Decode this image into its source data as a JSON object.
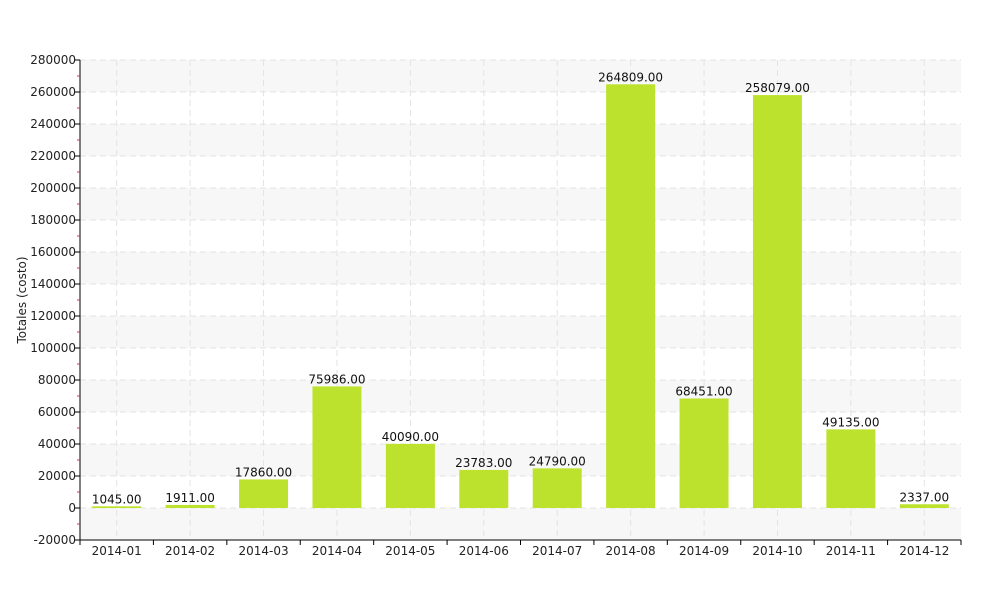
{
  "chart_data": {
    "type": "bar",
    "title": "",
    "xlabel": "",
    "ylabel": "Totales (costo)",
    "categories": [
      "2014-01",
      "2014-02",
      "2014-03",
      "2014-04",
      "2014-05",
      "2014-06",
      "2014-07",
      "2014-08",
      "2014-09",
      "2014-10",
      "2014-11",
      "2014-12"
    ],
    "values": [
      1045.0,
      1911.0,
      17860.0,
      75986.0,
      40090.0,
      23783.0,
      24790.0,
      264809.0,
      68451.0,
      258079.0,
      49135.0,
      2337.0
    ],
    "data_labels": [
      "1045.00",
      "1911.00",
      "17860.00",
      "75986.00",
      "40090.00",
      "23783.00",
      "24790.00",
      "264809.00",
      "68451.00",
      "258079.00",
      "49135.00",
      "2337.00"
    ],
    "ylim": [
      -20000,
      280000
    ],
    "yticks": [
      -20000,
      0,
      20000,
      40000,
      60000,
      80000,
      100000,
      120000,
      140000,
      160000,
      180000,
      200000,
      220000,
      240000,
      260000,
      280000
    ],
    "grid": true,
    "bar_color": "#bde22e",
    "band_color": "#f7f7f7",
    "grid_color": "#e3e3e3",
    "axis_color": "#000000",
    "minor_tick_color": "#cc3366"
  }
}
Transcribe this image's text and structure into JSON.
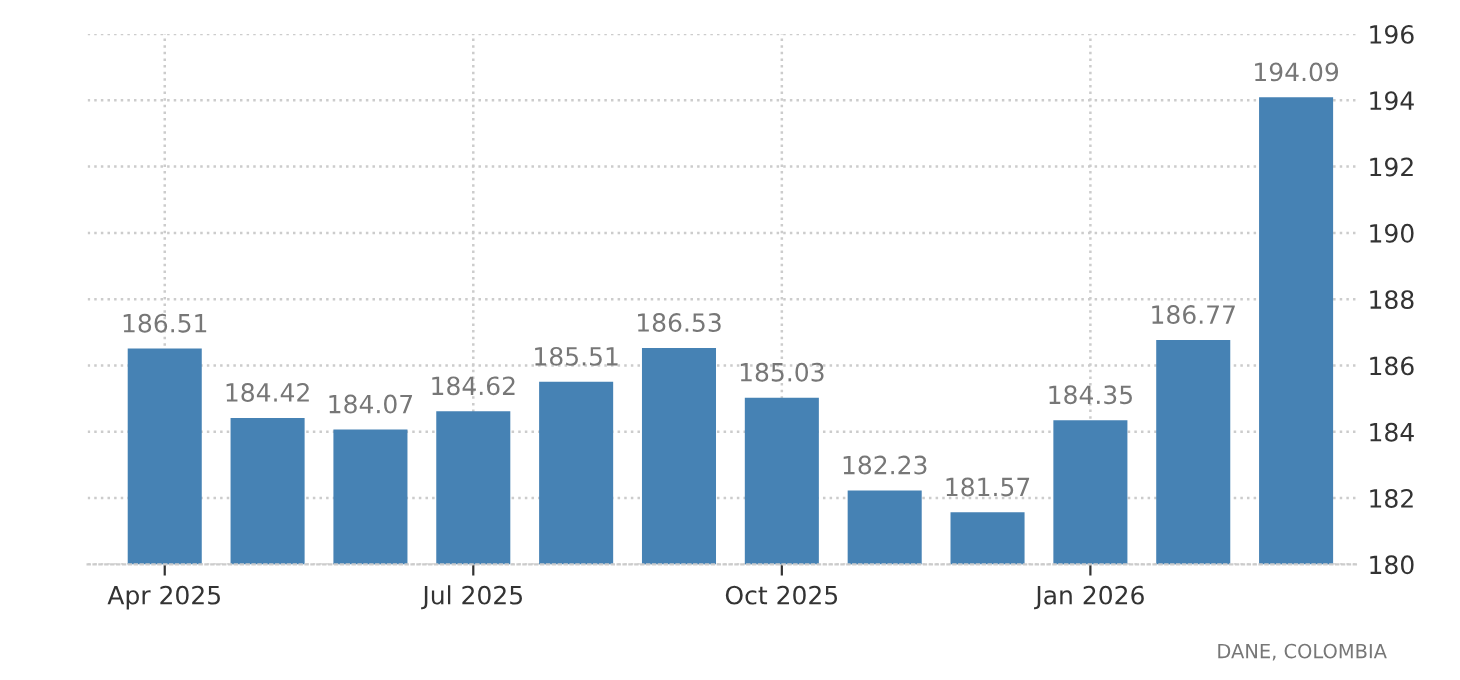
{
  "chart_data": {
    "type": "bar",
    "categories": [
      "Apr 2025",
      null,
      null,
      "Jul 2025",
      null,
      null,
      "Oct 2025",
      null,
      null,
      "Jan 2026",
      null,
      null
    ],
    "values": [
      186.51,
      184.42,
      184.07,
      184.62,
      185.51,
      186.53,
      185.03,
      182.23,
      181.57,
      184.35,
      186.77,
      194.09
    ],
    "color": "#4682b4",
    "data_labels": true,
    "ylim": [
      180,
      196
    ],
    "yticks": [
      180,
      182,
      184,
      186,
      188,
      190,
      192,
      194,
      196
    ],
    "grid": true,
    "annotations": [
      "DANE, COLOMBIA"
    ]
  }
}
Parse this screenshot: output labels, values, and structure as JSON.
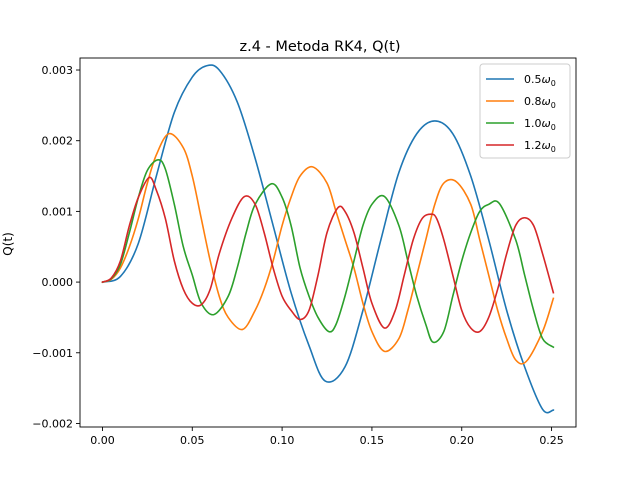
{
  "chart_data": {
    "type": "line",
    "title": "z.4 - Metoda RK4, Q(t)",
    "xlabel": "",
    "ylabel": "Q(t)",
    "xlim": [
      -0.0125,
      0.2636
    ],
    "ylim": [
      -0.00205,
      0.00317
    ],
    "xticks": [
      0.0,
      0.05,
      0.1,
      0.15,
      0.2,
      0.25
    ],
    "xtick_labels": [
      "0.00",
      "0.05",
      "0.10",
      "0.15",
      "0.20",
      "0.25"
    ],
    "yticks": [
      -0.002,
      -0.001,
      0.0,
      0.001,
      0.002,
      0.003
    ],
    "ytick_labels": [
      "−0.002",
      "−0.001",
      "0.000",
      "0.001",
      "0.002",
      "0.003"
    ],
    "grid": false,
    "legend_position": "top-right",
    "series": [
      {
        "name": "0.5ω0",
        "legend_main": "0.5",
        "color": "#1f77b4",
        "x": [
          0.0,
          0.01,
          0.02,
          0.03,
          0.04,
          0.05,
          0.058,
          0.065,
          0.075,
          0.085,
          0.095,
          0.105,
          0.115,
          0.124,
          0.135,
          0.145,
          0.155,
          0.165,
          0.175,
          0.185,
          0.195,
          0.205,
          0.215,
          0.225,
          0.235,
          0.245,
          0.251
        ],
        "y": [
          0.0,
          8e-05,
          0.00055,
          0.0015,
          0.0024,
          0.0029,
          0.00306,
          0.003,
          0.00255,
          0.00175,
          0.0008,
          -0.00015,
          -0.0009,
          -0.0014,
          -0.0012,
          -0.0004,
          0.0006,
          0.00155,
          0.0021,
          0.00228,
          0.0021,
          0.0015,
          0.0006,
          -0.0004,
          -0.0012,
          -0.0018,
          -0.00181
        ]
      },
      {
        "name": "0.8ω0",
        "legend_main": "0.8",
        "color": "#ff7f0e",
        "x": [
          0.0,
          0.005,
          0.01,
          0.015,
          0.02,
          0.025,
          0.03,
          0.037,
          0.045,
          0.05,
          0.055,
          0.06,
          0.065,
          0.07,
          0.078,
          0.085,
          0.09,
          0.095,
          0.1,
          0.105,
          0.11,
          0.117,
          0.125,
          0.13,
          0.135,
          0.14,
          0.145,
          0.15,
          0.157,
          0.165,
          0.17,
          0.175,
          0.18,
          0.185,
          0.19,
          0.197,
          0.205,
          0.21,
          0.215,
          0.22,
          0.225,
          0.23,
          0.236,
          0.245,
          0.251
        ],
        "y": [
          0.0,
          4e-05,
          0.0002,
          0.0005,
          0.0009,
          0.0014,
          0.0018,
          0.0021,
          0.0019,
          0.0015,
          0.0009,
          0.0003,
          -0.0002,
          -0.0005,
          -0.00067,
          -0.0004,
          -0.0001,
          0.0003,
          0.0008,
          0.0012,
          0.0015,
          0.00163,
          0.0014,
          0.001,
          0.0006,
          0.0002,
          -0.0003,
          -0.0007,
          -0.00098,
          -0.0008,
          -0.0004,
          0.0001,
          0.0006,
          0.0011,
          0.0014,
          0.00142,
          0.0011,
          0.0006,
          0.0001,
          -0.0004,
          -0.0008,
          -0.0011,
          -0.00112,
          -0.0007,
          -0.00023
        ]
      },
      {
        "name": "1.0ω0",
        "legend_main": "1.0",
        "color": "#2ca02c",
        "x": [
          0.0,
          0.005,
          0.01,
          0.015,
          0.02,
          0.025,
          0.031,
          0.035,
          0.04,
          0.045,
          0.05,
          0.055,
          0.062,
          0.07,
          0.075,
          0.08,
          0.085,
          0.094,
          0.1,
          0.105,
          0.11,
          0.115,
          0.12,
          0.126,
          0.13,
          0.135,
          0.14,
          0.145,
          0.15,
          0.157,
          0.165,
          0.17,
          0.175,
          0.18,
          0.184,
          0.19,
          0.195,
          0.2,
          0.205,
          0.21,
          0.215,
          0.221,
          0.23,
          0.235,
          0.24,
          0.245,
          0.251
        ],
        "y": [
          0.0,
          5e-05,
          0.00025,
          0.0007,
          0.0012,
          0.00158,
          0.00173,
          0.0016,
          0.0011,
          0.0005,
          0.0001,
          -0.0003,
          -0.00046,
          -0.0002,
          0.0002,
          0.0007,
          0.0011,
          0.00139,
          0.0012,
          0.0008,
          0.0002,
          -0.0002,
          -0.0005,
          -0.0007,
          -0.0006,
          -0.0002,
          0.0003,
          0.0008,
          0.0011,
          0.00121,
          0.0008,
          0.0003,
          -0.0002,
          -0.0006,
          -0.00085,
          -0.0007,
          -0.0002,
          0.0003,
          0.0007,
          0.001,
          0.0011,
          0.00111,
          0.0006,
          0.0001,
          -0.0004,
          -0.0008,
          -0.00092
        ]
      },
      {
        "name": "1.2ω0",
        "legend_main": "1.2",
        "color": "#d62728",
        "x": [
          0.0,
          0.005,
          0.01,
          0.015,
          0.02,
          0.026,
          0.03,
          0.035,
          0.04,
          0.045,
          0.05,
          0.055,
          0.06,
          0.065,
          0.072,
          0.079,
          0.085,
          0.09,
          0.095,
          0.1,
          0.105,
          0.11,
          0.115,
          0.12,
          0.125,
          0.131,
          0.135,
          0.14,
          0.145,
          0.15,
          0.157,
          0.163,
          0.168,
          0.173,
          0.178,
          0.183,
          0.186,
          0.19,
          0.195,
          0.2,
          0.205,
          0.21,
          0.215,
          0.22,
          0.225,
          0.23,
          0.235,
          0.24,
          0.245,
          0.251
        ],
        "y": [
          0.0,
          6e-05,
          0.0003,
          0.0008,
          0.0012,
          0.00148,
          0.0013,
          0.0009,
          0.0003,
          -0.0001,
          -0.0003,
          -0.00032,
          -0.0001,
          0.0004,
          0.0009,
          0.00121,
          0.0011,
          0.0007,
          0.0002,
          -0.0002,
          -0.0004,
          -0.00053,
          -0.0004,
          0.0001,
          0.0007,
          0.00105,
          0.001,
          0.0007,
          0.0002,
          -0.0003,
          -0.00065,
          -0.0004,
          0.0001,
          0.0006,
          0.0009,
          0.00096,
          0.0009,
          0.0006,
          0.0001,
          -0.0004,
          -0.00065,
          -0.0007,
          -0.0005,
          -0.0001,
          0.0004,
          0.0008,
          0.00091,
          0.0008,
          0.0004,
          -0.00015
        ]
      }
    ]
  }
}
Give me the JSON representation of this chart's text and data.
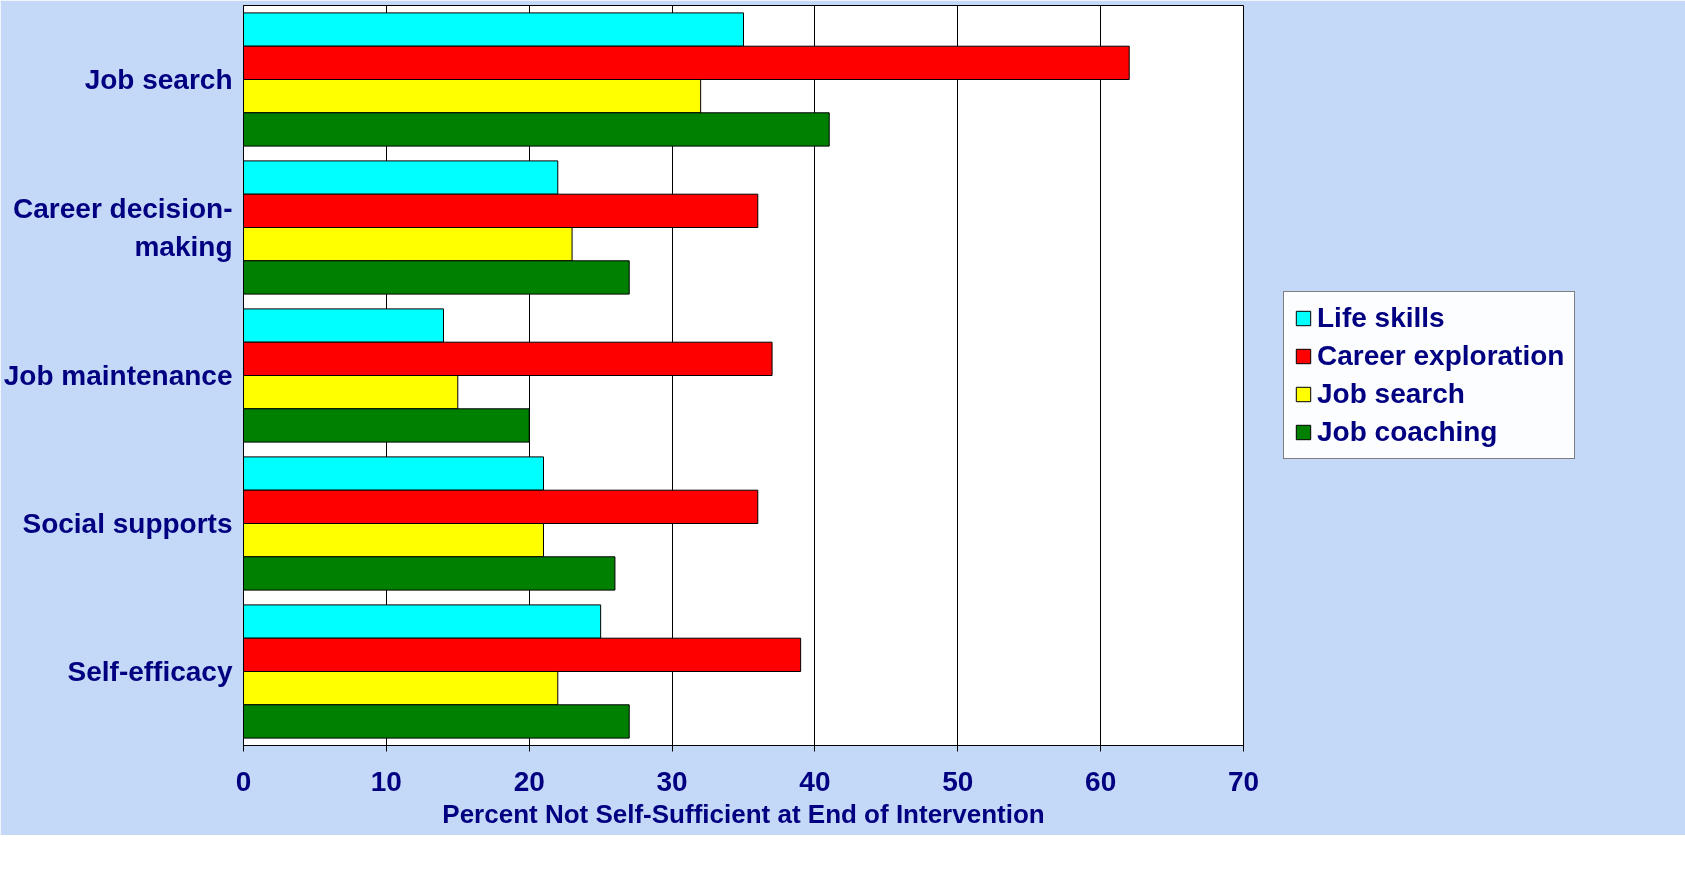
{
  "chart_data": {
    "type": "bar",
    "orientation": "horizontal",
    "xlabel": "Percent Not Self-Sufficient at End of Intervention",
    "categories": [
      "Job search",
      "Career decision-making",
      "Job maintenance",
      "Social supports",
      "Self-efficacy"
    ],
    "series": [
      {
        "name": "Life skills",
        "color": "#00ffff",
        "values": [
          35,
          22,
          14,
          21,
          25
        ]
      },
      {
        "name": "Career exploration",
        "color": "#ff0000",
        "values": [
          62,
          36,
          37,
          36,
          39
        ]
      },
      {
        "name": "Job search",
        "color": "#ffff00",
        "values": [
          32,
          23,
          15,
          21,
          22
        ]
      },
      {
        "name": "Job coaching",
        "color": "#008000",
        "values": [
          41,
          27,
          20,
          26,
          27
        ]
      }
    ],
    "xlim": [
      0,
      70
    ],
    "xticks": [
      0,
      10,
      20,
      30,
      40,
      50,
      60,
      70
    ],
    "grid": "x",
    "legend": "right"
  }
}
-=-=-=-=-
Write only the number of lines in the data above that include "this".

4